Instructions to follow: Quote the whole listing word for word, please.

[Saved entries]
## Start

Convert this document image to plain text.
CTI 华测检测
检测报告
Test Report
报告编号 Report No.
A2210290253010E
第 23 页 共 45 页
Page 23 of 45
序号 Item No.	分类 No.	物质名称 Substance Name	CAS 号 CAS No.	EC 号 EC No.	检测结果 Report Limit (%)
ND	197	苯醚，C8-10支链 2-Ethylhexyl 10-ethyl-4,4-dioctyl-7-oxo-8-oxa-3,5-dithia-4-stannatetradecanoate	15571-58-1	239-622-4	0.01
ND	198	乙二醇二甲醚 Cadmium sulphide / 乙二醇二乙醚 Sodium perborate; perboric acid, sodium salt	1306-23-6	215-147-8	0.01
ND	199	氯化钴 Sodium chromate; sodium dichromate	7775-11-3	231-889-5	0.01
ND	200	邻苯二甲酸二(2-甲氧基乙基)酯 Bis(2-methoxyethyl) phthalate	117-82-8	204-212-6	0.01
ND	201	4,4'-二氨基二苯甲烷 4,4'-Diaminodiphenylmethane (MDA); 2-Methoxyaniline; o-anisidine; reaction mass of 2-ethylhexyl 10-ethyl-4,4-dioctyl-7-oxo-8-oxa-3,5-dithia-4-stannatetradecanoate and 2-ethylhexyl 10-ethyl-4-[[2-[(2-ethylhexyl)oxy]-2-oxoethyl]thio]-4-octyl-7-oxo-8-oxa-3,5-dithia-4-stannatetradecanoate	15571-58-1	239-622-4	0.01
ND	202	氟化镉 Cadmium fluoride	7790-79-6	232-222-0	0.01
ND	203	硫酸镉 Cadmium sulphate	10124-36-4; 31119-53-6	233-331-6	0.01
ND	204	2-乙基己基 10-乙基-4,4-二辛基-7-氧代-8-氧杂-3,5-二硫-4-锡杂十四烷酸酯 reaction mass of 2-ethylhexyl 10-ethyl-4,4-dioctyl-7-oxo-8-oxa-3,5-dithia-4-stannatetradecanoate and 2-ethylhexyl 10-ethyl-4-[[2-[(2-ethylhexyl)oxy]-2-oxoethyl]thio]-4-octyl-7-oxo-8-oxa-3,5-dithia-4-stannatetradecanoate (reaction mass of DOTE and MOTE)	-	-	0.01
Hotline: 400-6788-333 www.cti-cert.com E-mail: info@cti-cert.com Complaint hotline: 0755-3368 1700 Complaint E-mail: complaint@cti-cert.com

## End

Final result:
Convert this document image to plain text.
CTI 华测检测
检测报告
Test Report
报告编号 Report No.
A2210290253010E
第 23 页 共 45 页
Page 23 of 45
序号 Item No.	分类 No.	物质名称 Substance Name	CAS 号 CAS No.	EC 号 EC No.	检测结果 Report Limit (%)
ND	197	苯醚，C8-10支链 2-Ethylhexyl 10-ethyl-4,4-dioctyl-7-oxo-8-oxa-3,5-dithia-4-stannatetradecanoate	15571-58-1	239-622-4	0.01
ND	198	乙二醇二甲醚 Cadmium sulphide / 乙二醇二乙醚 Sodium perborate; perboric acid, sodium salt	1306-23-6	215-147-8	0.01
ND	199	氯化钴 Sodium chromate; sodium dichromate	7775-11-3	231-889-5	0.01
ND	200	邻苯二甲酸二(2-甲氧基乙基)酯 Bis(2-methoxyethyl) phthalate	117-82-8	204-212-6	0.01
ND	201	4,4'-二氨基二苯甲烷 4,4'-Diaminodiphenylmethane (MDA); 2-Methoxyaniline; o-anisidine; reaction mass of 2-ethylhexyl 10-ethyl-4,4-dioctyl-7-oxo-8-oxa-3,5-dithia-4-stannatetradecanoate and 2-ethylhexyl 10-ethyl-4-[[2-[(2-ethylhexyl)oxy]-2-oxoethyl]thio]-4-octyl-7-oxo-8-oxa-3,5-dithia-4-stannatetradecanoate	15571-58-1	239-622-4	0.01
ND	202	氟化镉 Cadmium fluoride	7790-79-6	232-222-0	0.01
ND	203	硫酸镉 Cadmium sulphate	10124-36-4; 31119-53-6	233-331-6	0.01
ND	204	2-乙基己基 10-乙基-4,4-二辛基-7-氧代-8-氧杂-3,5-二硫-4-锡杂十四烷酸酯 reaction mass of 2-ethylhexyl 10-ethyl-4,4-dioctyl-7-oxo-8-oxa-3,5-dithia-4-stannatetradecanoate and 2-ethylhexyl 10-ethyl-4-[[2-[(2-ethylhexyl)oxy]-2-oxoethyl]thio]-4-octyl-7-oxo-8-oxa-3,5-dithia-4-stannatetradecanoate (reaction mass of DOTE and MOTE)	-	-	0.01
Hotline: 400-6788-333 www.cti-cert.com E-mail: info@cti-cert.com Complaint hotline: 0755-3368 1700 Complaint E-mail: complaint@cti-cert.com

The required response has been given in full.